TASK INSTRUCTIONS:
[A] Answer these questions from the phone-locking thread, labeling each answer to match:
(i) How many times does the first post say to tap the lock button?
(ii) On Android, which icon is touched after long-pressing the power key?
(iii) Which iPhone model does one poster say the power-and-volume squeeze works on?
[B] List every name that follows "posted by" in the phone-locking thread.

SELECTED PASSAGE:
Just a quick FYI for iOS users: If you're using FaceID to unlock your phone and/or a password manager and get into a situation where you need to protect your phone, tap the lock button 5 times.

The phone will require a password to unlock it. FaceID will be disabled.
posted by JoeZydeco at 1:47 PM on April 26 [17 favorites]


Just a quick FYI for iOS users: If you're using FaceID to unlock your phone and/or a password manager and get into a situation where you need to protect your phone, tap the lock button 5 times.

The phone will require a password to unlock it. FaceID will be disabled.


Alternatively you can hold the power + one of the volume keys for about two seconds until you feel a light vibration, which may be easier to remember or faster for you.
posted by General Malaise at 2:01 PM on April 26 [11 favorites]


I knew about the former shortcut but not the latter. Pure fantasy but I really want to believe whoever at Apple implemented these had NWA’s Fuk Da Police on loop that whole afternoon.
posted by Ryvar at 2:13 PM on April 26 [5 favorites]


Just a quick FYI for iOS users

For Android users using fingerprint/face unlock, you can quickly and temporarily disable biometric login at ANY time by long-pressing the power key and touching the "Lockdown" icon, after which your next login will require the passcode.
posted by Greg_Ace at 2:27 PM on April 26 [6 favorites]


None of these "solutions" approach the flexibility, power, and usability of password managers + passwords. It's not even close. They're not solving anything.

More importantly: everyone needs to be able to use authentication. Everyone. This includes older people, children, people with sensory or cognitive impairments. Every time you introduce a new mechanism for authentication you are heavily impacting all of these users and simultaneously increasing the chance that they'll be deceived or defrauded. The impact of changing an existing, working authentication mechanism across the entire population is devastating. This includes the constant deluge of UI changes. Authentication needs to be a consistent experience. Good enough is good enough.
posted by phooky at 2:38 PM on April 26 [14 favorites]


It’s essential to be able to lock your phone without looking at it, with your hand in your purse/pocket, under duress. If you need to do anything but grab and squeeze it’s just not gonna happen when you really need it.

Thanks for the note about power and volume squeeze and hold to lock
on iOS. It even works on my ancient 6S.
posted by seanmpuckett at 2:38 PM on April 26 [4 favorites]


For Android users using fingerprint/face unlock, you can quickly and temporarily disable biometric login at ANY time by long-pressing the power key and touching the "Lockdown" icon, after which your next login will require the passcode.

fortunately, my Android phone erratically and randomly and at least once every fucking day will tell me it needs me to enter my slightly complicated password to unlock instead of just opening with biometrics (fingerprint or camera), an act which while it doesn't take more than a couple of seconds does seem to interrupt me trying to grab that photo or make that call or whatever.

DATA EXCERPT:
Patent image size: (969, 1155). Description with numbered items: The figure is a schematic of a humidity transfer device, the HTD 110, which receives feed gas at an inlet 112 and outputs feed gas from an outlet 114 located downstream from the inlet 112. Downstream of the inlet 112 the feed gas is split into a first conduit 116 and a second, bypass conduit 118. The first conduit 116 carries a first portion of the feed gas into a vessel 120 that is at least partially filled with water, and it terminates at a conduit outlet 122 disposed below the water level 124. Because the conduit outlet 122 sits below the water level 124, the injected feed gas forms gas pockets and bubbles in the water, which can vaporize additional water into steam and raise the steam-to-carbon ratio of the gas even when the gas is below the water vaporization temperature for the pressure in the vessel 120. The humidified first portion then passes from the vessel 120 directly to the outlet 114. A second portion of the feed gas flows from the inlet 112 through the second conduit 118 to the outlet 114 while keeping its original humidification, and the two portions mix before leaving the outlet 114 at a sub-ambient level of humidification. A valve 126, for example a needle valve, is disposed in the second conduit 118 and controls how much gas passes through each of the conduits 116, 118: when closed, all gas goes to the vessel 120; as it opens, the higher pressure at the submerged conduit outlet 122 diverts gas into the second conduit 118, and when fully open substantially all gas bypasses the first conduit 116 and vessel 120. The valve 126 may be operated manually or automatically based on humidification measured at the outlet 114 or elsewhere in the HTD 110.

RESULTS FOR THE EXERCISE:
[A]
(i) 5 times
(ii) The "Lockdown" icon
(iii) The 6S

[B] JoeZydeco, General Malaise, Ryvar, Greg_Ace, phooky, seanmpuckett